§ **Passage to read**
Re: [RFC PATCH] sched: Add scx_cpuperf_target in sched_cpu_util()

From: Lukasz Luba

Date: Thu Mar 19 2026 - 06:21:41 EST


Hi Qais and Xuewen,

On 3/19/26 02:13, Xuewen Yan wrote:
On Wed, Mar 18, 2026 at 9:44 PM Qais Yousef <qyousef@xxxxxxxxxxx> wrote:

On 03/18/26 13:55, Vincent Guittot wrote:
On Wed, 18 Mar 2026 at 13:47, Peter Zijlstra <peterz@xxxxxxxxxxxxx> wrote:

On Wed, Mar 18, 2026 at 08:17:55PM +0800, Xuewen Yan wrote:
diff --git a/kernel/sched/fair.c b/kernel/sched/fair.c
index bf948db905ed..20adb6fede2a 100644
--- a/kernel/sched/fair.c
+++ b/kernel/sched/fair.c
@@ -8198,7 +8198,12 @@ unsigned long effective_cpu_util(int cpu, unsigned long util_cfs,

unsigned long sched_cpu_util(int cpu)
{
- return effective_cpu_util(cpu, cpu_util_cfs(cpu), NULL, NULL);
+ unsigned long util = scx_cpuperf_target(cpu);
+
+ if (!scx_switched_all())
+ util += cpu_util_cfs(cpu);
+
+ return effective_cpu_util(cpu, util, NULL, NULL);
}

This puts the common case of no ext muck into the slow path of that
static_branch.

+1
I was about to same


This wants to be something like:

unsigned long sched_cpu_util(int cpu)
{
unsigned long util = cpu_util_cfs(cpu);

if (scx_enabled()) {
unsigned long scx_util = scx_cpuperf_target(cpu);

also scx_cpuperf_target() does not reflect the utilization of the CPU
but the targeted perfromance level

Beside that, this sort of plug-and-play is a big concern. You picked up sched
ext and changed the behavior, then you'd need to get your thermal management to
work with that. Not retrospectively sprinkle these hacks around to force things
to work again.

In fact, I had considered this issue even before sending this patch.
Our initial fix was to modify the thermal subsystem specifically,
in cpufreq_cooling.c, when SCX is enabled, we stopped calling
sched_cpu_util() and instead used idle-time-based calculation to
obtain CPU util.

§ **Required tasks**
**A.** In the patch discussion, which file was changed by the initial fix made in the thermal subsystem?
**B.** Reproduce the part of the patch discussion that opens with the words containing "Beside that, this" and closes with "sending this patch.".
The listing comes from a separate source and is unrelated to the patch discussion.

§ **Record extracts**
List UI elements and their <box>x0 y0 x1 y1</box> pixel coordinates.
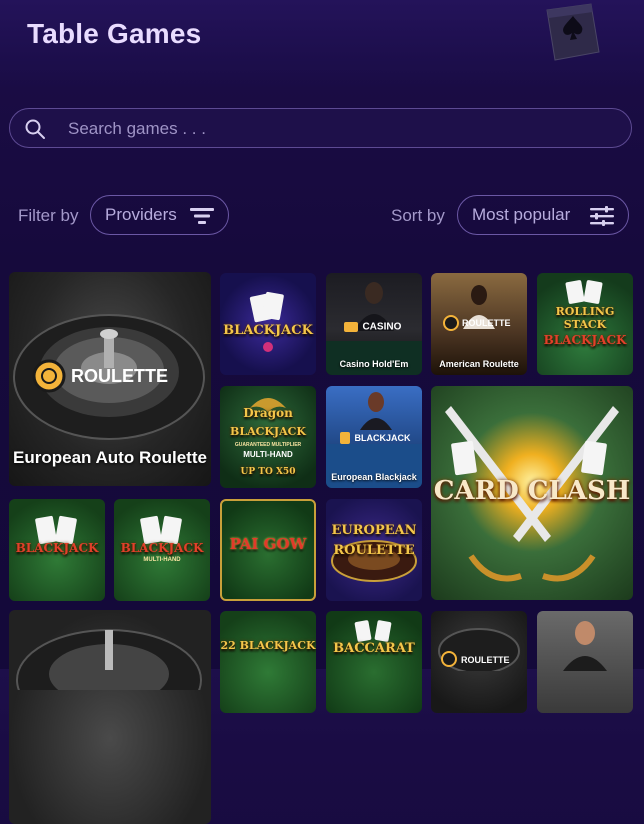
sliders-icon <box>590 206 614 226</box>
game-tile-dragon-blackjack[interactable]: Dragon BLACKJACK GUARANTEED MULTIPLIER M… <box>220 386 316 488</box>
page-title: Table Games <box>27 18 202 49</box>
game-tile-casino-holdem[interactable]: CASINO Casino Hold'Em <box>326 273 422 375</box>
game-tile-pai-gow[interactable]: PAI GOW <box>220 499 316 601</box>
roulette-badge: ROULETTE <box>461 655 510 665</box>
blackjack-logo-text: BLACKJACK <box>120 541 204 555</box>
sort-label: Sort by <box>391 206 445 225</box>
multi-hand-text: MULTI-HAND <box>243 450 293 459</box>
providers-label: Providers <box>105 205 177 224</box>
casino-badge-label: CASINO <box>362 321 402 333</box>
dragon-text: Dragon <box>243 406 293 420</box>
baccarat-logo-text: BACCARAT <box>333 641 415 656</box>
roulette-badge: ROULETTE <box>462 318 511 328</box>
game-title: European Blackjack <box>331 472 417 482</box>
game-tile-roulette-small[interactable]: ROULETTE <box>431 611 527 713</box>
game-tile-blackjack-classic[interactable]: BLACKJACK <box>9 499 105 601</box>
game-tile-rolling-stack-blackjack[interactable]: ROLLING STACK BLACKJACK <box>537 273 633 375</box>
game-tile-baccarat[interactable]: BACCARAT <box>326 611 422 713</box>
blackjack-22-logo-text: 22 BLACKJACK <box>220 639 316 652</box>
game-tile-card-clash[interactable]: CARD CLASH <box>431 386 633 600</box>
game-tile-american-roulette[interactable]: ROULETTE American Roulette <box>431 273 527 375</box>
pai-gow-logo-text: PAI GOW <box>229 535 307 553</box>
guaranteed-multiplier-text: GUARANTEED MULTIPLIER <box>234 442 302 448</box>
up-to-x50-text: UP TO X50 <box>240 467 296 477</box>
rolling-stack-text: ROLLING STACK <box>555 305 615 331</box>
blackjack-logo-text: BLACKJACK <box>543 333 627 347</box>
filter-label: Filter by <box>18 206 79 225</box>
filter-icon <box>190 208 214 224</box>
game-tile-blackjack[interactable]: BLACKJACK <box>220 273 316 375</box>
multi-hand-text: MULTI-HAND <box>143 557 181 563</box>
game-tile-european-roulette[interactable]: EUROPEAN ROULETTE <box>326 499 422 601</box>
game-title: European Auto Roulette <box>13 448 207 467</box>
game-title: American Roulette <box>439 359 519 369</box>
blackjack-logo-text: BLACKJACK <box>15 541 99 555</box>
spade-card-icon <box>546 3 600 61</box>
cards-icon <box>340 431 350 444</box>
search-input[interactable] <box>66 109 610 149</box>
casino-icon <box>344 321 358 332</box>
roulette-badge: ROULETTE <box>71 366 168 386</box>
game-tile-live-dealer[interactable] <box>537 611 633 713</box>
card-clash-logo-text: CARD CLASH <box>433 476 631 506</box>
roulette-text: ROULETTE <box>333 543 415 558</box>
european-text: EUROPEAN <box>331 523 417 538</box>
game-tile-european-auto-roulette[interactable]: ROULETTE European Auto Roulette <box>9 272 211 486</box>
providers-filter-button[interactable]: Providers <box>90 195 229 235</box>
game-tile-22-blackjack[interactable]: 22 BLACKJACK <box>220 611 316 713</box>
roulette-wheel-image <box>16 629 202 690</box>
blackjack-logo-text: BLACKJACK <box>230 425 306 438</box>
sort-value: Most popular <box>472 205 571 224</box>
game-title: Casino Hold'Em <box>339 359 409 369</box>
game-tile-blackjack-multihand[interactable]: BLACKJACK MULTI-HAND <box>114 499 210 601</box>
search-icon <box>25 119 45 139</box>
game-tile-european-blackjack[interactable]: BLACKJACK European Blackjack <box>326 386 422 488</box>
blackjack-badge: BLACKJACK <box>340 429 410 447</box>
blackjack-badge-label: BLACKJACK <box>354 432 411 443</box>
search-bar[interactable] <box>9 108 632 149</box>
blackjack-logo-text: BLACKJACK <box>223 323 313 338</box>
game-tile-roulette-partial[interactable] <box>9 610 211 824</box>
page-header: Table Games <box>0 0 644 90</box>
casino-badge: CASINO <box>344 318 401 336</box>
sort-select[interactable]: Most popular <box>457 195 629 235</box>
dealer-image <box>563 621 607 671</box>
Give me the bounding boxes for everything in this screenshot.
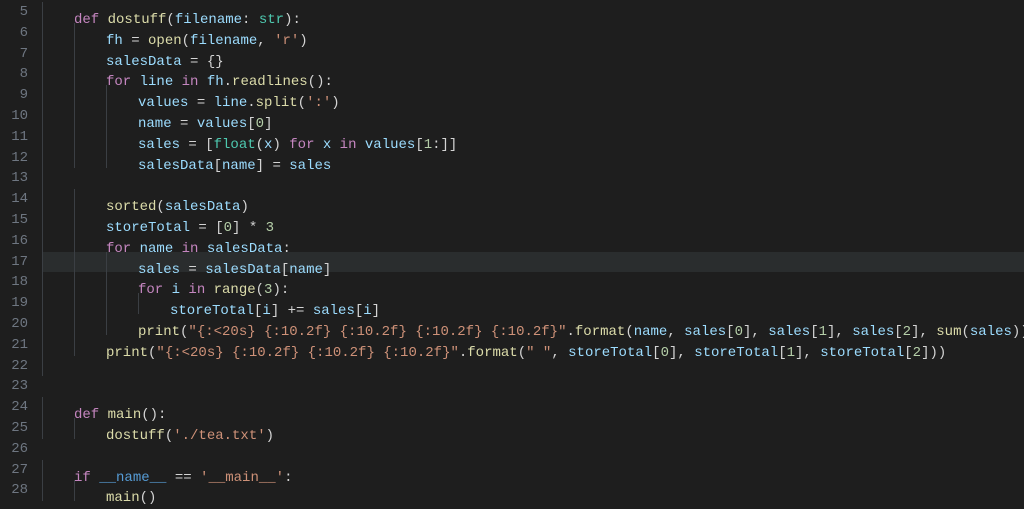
- line-number: 23: [0, 376, 28, 397]
- code-line[interactable]: salesData[name] = sales: [42, 148, 1024, 169]
- line-number: 15: [0, 210, 28, 231]
- code-line[interactable]: fh = open(filename, 'r'): [42, 23, 1024, 44]
- line-number: 14: [0, 189, 28, 210]
- line-number: 13: [0, 168, 28, 189]
- code-line[interactable]: if __name__ == '__main__':: [42, 460, 1024, 481]
- line-number: 26: [0, 439, 28, 460]
- line-number: 20: [0, 314, 28, 335]
- line-number: 16: [0, 231, 28, 252]
- code-line[interactable]: [42, 356, 1024, 377]
- line-number: 27: [0, 460, 28, 481]
- code-line[interactable]: sorted(salesData): [42, 189, 1024, 210]
- line-number: 5: [0, 2, 28, 23]
- code-line[interactable]: def dostuff(filename: str):: [42, 2, 1024, 23]
- line-number: 18: [0, 272, 28, 293]
- code-line[interactable]: dostuff('./tea.txt'): [42, 418, 1024, 439]
- line-number: 24: [0, 397, 28, 418]
- code-line[interactable]: def main():: [42, 397, 1024, 418]
- code-line[interactable]: for name in salesData:: [42, 231, 1024, 252]
- code-area[interactable]: def dostuff(filename: str):fh = open(fil…: [42, 2, 1024, 501]
- line-number: 9: [0, 85, 28, 106]
- code-line[interactable]: print("{:<20s} {:10.2f} {:10.2f} {:10.2f…: [42, 314, 1024, 335]
- line-number: 28: [0, 480, 28, 501]
- line-number: 7: [0, 44, 28, 65]
- line-number: 10: [0, 106, 28, 127]
- code-line[interactable]: storeTotal[i] += sales[i]: [42, 293, 1024, 314]
- line-number: 6: [0, 23, 28, 44]
- line-number: 17: [0, 252, 28, 273]
- code-line[interactable]: sales = salesData[name]: [42, 252, 1024, 273]
- code-line[interactable]: [42, 376, 1024, 397]
- line-number-gutter: 5678910111213141516171819202122232425262…: [0, 2, 42, 501]
- line-number: 12: [0, 148, 28, 169]
- code-line[interactable]: [42, 439, 1024, 460]
- code-line[interactable]: name = values[0]: [42, 106, 1024, 127]
- line-number: 21: [0, 335, 28, 356]
- line-number: 8: [0, 64, 28, 85]
- code-line[interactable]: for i in range(3):: [42, 272, 1024, 293]
- line-number: 11: [0, 127, 28, 148]
- code-line[interactable]: for line in fh.readlines():: [42, 64, 1024, 85]
- code-line[interactable]: salesData = {}: [42, 44, 1024, 65]
- code-line[interactable]: storeTotal = [0] * 3: [42, 210, 1024, 231]
- line-number: 22: [0, 356, 28, 377]
- code-line[interactable]: main(): [42, 480, 1024, 501]
- code-editor[interactable]: 5678910111213141516171819202122232425262…: [0, 0, 1024, 501]
- line-number: 19: [0, 293, 28, 314]
- line-number: 25: [0, 418, 28, 439]
- code-line[interactable]: [42, 168, 1024, 189]
- code-line[interactable]: print("{:<20s} {:10.2f} {:10.2f} {:10.2f…: [42, 335, 1024, 356]
- code-line[interactable]: sales = [float(x) for x in values[1:]]: [42, 127, 1024, 148]
- code-line[interactable]: values = line.split(':'): [42, 85, 1024, 106]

§ **Responses for each task**
**A.** cpufreq_cooling.c

**B.**
Beside that, this sort of plug-and-play is a big concern. You picked up sched
ext and changed the behavior, then you'd need to get your thermal management to
work with that. Not retrospectively sprinkle these hacks around to force things
to work again.

In fact, I had considered this issue even before sending this patch.